Dataset entries on figures
══════════

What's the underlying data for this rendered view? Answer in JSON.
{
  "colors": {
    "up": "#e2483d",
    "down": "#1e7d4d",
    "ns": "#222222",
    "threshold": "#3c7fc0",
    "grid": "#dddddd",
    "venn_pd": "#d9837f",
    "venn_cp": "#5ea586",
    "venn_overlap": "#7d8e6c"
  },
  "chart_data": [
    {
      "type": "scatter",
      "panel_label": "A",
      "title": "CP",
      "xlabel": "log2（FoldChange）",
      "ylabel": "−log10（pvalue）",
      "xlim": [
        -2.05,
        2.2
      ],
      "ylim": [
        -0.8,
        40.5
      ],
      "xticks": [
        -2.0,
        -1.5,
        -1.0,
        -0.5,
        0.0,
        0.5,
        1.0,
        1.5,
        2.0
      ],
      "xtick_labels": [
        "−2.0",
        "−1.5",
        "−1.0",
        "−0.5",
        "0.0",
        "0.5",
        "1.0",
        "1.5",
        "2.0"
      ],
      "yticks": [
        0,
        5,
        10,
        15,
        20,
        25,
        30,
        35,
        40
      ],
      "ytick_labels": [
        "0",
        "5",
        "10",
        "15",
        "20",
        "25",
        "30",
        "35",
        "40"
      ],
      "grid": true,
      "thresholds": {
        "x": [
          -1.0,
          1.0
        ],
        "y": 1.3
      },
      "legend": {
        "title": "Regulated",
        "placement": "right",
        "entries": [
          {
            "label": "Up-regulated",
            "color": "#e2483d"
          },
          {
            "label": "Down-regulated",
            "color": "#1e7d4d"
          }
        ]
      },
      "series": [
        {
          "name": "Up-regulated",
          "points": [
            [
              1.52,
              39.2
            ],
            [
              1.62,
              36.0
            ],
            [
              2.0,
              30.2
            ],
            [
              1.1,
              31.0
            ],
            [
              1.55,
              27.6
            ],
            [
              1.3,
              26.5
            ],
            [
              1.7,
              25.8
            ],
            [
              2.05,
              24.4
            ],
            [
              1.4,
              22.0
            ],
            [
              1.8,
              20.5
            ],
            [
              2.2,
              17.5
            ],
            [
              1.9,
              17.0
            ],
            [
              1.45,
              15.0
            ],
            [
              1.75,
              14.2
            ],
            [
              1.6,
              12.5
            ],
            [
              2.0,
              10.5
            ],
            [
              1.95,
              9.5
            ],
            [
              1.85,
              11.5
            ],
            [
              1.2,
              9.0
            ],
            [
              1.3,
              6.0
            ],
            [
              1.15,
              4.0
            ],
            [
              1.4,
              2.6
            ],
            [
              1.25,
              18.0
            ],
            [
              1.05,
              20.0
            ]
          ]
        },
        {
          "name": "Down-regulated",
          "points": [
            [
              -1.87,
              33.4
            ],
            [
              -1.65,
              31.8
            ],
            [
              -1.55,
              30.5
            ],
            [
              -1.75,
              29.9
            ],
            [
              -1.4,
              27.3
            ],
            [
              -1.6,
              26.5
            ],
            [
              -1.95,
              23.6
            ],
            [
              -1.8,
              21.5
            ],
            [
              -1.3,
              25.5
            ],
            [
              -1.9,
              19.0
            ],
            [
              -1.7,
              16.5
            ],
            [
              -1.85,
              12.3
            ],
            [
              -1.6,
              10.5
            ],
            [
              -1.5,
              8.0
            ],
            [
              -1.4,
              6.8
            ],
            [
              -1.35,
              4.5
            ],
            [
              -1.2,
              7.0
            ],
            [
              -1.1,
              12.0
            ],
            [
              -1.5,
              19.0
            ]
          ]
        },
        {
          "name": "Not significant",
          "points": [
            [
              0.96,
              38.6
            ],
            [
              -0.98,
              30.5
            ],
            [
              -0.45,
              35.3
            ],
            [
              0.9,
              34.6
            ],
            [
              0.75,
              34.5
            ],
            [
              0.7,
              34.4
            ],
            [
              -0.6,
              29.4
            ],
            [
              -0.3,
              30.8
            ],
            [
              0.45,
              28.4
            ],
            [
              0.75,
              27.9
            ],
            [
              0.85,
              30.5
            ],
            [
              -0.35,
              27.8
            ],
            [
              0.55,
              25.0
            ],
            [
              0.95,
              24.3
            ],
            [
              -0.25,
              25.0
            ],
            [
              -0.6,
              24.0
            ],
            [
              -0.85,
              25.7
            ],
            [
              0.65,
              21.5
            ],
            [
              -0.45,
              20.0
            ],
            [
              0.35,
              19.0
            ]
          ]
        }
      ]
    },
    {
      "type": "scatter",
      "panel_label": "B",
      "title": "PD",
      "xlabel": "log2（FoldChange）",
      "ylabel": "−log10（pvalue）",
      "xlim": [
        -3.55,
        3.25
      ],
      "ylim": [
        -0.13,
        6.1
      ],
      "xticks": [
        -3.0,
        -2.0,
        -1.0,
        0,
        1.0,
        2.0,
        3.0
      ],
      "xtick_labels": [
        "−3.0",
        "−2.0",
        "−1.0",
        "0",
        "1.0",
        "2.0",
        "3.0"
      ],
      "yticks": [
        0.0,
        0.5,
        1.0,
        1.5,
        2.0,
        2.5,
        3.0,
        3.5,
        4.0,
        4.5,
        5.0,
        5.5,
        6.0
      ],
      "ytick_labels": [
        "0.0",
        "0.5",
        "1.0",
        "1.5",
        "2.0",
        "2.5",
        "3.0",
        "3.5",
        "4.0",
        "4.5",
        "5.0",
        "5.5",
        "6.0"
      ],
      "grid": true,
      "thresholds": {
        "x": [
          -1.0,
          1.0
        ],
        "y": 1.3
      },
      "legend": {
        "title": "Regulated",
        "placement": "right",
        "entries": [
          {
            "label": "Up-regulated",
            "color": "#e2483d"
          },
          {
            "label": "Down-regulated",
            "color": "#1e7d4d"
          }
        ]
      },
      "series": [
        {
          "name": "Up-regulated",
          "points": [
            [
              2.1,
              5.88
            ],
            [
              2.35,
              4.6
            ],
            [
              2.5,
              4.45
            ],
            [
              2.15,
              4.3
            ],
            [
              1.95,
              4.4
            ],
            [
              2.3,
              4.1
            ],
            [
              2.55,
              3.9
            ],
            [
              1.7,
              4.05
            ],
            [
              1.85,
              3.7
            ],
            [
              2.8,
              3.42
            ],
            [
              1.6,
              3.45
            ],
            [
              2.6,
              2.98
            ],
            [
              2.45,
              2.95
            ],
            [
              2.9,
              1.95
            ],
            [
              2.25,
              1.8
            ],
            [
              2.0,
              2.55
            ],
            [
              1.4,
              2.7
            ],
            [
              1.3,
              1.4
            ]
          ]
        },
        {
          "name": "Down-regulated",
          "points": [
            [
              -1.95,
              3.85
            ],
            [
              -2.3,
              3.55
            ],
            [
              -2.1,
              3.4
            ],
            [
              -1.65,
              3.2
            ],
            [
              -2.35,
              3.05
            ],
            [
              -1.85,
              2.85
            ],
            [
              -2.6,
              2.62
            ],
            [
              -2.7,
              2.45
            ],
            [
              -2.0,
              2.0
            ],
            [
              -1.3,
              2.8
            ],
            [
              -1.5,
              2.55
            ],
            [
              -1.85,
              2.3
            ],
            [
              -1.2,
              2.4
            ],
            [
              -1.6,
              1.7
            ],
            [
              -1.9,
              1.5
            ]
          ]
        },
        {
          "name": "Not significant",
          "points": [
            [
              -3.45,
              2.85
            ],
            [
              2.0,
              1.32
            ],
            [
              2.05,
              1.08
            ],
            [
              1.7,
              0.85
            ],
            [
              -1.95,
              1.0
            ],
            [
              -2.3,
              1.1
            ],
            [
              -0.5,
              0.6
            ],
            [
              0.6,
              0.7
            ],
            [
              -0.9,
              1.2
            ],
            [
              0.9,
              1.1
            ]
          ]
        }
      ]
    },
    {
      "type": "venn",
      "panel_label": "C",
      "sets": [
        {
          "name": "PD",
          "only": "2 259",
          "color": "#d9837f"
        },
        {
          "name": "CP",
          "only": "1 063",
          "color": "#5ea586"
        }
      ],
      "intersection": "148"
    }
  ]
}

══════════

> AIM OF THE EXERCISE: Where a line of the entries contains the word "title", copy that line.

> TASK OUTPUT:
      "title": "CP",
        "title": "Regulated",
      "title": "PD",
        "title": "Regulated",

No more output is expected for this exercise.